§ **Data supplied**:
-=-=-
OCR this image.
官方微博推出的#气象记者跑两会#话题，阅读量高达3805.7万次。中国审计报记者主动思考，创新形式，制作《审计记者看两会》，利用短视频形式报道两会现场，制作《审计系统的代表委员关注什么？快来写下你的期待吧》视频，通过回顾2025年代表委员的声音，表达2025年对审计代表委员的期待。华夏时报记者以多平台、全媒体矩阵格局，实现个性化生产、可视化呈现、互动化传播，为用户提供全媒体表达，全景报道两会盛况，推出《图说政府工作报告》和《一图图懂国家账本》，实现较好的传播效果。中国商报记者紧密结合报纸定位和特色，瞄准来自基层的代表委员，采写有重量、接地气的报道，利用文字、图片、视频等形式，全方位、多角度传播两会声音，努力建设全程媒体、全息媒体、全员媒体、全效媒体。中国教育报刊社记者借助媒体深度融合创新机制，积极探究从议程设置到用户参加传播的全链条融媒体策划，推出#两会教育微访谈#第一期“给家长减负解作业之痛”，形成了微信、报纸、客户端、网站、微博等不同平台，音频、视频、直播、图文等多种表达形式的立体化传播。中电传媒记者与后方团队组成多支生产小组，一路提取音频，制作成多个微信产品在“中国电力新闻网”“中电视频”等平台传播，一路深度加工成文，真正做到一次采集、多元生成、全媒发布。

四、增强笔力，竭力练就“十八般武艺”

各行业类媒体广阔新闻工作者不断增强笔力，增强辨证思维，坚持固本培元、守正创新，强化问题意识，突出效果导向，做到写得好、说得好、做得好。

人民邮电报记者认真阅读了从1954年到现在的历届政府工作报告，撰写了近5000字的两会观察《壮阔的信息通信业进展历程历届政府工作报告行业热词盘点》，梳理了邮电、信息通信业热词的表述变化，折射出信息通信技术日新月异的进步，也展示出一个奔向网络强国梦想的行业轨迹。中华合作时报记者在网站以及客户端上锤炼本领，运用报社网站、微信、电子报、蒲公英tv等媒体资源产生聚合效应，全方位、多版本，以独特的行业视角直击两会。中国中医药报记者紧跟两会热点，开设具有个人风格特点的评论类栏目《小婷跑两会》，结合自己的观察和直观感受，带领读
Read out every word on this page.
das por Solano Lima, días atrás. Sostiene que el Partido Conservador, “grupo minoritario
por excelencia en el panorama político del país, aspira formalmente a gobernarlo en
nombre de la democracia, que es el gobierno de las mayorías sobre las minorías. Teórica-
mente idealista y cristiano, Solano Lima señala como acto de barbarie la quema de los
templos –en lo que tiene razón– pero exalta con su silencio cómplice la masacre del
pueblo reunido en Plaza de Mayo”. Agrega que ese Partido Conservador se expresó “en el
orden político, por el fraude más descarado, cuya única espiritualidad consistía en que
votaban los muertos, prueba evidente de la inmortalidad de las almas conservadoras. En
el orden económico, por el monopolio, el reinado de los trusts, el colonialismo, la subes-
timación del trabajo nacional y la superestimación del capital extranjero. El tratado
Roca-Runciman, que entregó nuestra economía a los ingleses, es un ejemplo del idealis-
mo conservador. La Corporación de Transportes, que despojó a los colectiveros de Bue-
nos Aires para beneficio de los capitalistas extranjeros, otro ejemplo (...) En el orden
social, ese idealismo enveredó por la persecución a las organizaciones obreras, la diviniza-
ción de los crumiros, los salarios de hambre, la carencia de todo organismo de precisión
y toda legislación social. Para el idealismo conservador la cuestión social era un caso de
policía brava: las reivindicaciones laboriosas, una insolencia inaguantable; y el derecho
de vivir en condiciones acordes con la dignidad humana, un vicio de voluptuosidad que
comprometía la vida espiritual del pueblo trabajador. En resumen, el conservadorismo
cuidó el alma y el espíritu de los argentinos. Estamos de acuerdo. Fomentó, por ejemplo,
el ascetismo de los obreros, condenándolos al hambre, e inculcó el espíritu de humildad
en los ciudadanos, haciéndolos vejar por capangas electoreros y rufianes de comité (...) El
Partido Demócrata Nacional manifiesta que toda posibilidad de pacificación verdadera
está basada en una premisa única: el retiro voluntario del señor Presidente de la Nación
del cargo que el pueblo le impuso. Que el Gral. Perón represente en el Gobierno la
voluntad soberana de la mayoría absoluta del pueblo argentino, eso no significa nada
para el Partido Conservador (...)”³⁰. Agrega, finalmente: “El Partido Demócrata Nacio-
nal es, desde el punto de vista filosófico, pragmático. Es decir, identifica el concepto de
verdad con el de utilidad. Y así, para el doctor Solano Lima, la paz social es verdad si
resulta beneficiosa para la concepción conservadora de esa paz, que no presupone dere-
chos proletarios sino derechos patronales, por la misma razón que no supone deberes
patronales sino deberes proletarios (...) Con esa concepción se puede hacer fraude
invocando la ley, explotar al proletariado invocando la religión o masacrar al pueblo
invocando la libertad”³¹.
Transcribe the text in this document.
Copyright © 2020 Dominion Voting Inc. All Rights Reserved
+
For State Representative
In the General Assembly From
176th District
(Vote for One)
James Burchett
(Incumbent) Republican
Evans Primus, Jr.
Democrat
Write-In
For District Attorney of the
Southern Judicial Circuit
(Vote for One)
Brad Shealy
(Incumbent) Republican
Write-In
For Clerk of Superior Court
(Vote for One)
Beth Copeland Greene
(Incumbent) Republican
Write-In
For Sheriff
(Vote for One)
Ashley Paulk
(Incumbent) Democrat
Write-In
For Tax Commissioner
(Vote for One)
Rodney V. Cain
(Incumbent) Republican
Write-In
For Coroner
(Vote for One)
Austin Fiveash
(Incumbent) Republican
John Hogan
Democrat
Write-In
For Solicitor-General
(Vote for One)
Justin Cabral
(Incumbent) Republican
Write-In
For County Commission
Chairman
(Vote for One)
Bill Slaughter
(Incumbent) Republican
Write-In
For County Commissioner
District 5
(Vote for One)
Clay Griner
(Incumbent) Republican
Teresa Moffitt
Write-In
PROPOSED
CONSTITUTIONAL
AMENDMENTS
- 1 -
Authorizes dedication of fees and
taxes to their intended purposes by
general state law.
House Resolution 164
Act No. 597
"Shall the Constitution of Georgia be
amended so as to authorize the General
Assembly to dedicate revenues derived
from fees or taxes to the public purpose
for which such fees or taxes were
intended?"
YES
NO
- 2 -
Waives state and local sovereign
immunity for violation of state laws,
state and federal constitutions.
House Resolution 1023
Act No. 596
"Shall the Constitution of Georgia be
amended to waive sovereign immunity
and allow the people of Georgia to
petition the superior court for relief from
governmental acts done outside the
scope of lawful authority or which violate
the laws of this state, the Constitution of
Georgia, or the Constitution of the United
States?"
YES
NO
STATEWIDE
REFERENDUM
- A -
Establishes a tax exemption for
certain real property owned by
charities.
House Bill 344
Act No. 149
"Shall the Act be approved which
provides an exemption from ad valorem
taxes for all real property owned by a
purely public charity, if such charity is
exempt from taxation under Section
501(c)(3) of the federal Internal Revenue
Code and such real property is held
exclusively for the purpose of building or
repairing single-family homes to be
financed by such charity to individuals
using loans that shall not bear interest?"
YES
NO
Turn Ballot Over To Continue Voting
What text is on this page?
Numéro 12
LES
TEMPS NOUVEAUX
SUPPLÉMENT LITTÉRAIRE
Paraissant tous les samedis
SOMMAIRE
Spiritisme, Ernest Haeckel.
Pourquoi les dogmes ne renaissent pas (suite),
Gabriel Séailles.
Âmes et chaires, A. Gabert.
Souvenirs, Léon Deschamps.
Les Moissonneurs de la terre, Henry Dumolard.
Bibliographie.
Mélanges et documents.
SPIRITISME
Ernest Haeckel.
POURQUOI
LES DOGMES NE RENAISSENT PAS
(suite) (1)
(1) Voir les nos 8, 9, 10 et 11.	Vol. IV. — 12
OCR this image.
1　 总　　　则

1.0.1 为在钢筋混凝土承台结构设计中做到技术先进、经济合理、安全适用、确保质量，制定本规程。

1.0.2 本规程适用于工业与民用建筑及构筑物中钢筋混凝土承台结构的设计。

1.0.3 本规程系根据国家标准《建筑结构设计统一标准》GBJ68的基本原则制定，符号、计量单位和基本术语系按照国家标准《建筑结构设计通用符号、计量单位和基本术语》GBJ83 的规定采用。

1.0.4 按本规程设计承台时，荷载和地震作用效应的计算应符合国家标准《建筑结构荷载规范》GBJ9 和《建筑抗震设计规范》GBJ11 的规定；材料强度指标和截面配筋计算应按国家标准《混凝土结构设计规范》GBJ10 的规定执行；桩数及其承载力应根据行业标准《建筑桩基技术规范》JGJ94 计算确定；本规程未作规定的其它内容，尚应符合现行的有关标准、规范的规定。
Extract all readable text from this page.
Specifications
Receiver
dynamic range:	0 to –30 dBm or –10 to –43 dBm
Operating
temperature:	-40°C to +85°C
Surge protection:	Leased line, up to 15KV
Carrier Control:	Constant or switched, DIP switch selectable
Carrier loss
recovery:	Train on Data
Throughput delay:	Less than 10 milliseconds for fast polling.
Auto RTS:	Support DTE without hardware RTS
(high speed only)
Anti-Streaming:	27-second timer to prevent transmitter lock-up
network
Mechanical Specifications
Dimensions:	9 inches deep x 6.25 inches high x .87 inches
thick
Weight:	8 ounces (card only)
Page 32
-=-=-
§ **Aim**:
Consider the entries above and return each line with the string "District".

§ **Output of the task**:
176th District
For District Attorney of the
District 5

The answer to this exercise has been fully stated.